**CONSIGNE**.
Recopiez mot pour mot le passage cité, depuis les mots « Après ces constatations, quelle » jusqu'aux mots « cela les arrangent. » inclus.

**PASSAGE CITÉ**.

########

Après ces constatations, quelle valeur juridique attribuer à l’accord du 9 novembre 2020 ? Pourquoi devrait-il être accepté comme un document de négociation ? Pour l’Arménie, il est entendu que ce document est un moyen pour éviter une nouvelle guerre. Pour les Azéris, c’est un document qu’ils n’arrêtent pas de nier, qui leur permet de poursuivre leur guerre contre l’Arménie et de grandir leur butin que les instances internationales semblent ignorer parce que cela les arrangent.

Le 1er août, Euronews a diffusé des interviews effectuées avec le Premier ministre d’Arménie et le Président azéri. le Premier ministre arménien y a, à juste titre, mis l’accent sur le fait que la déclaration trilatérale porte la signature des trois dirigeants : Poutine, Pachinian et Aliev. Il a également déclaré que le gouvernement arménien a réalisé un audit sur toutes les décisions et obligations que les parties contractantes s’étaient engagés à réaliser lors des négociations conclues par l’Occident ou la Russie. Mais que ces manquements qui sont systématiques n’ont pas reçu la réaction appropriée par des médiateurs internationaux.

########

**EXTRAIT DU LISTING**.

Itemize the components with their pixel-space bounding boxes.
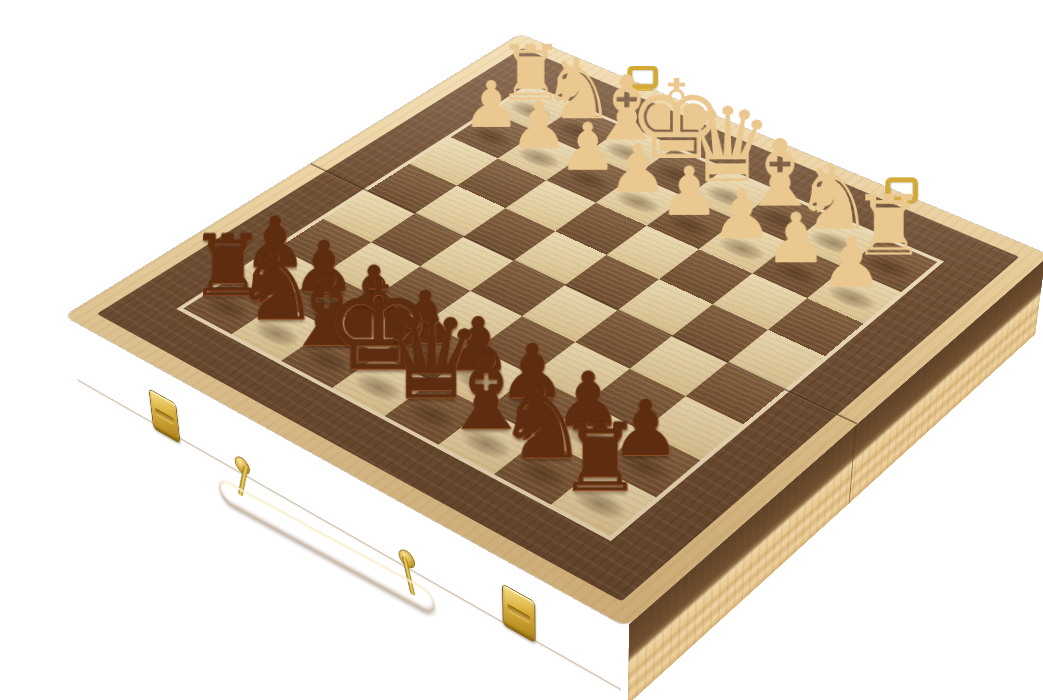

########

**RÉPONSE CI-DESSOUS**.
Après ces constatations, quelle valeur juridique attribuer à l’accord du 9 novembre 2020 ? Pourquoi devrait-il être accepté comme un document de négociation ? Pour l’Arménie, il est entendu que ce document est un moyen pour éviter une nouvelle guerre. Pour les Azéris, c’est un document qu’ils n’arrêtent pas de nier, qui leur permet de poursuivre leur guerre contre l’Arménie et de grandir leur butin que les instances internationales semblent ignorer parce que cela les arrangent.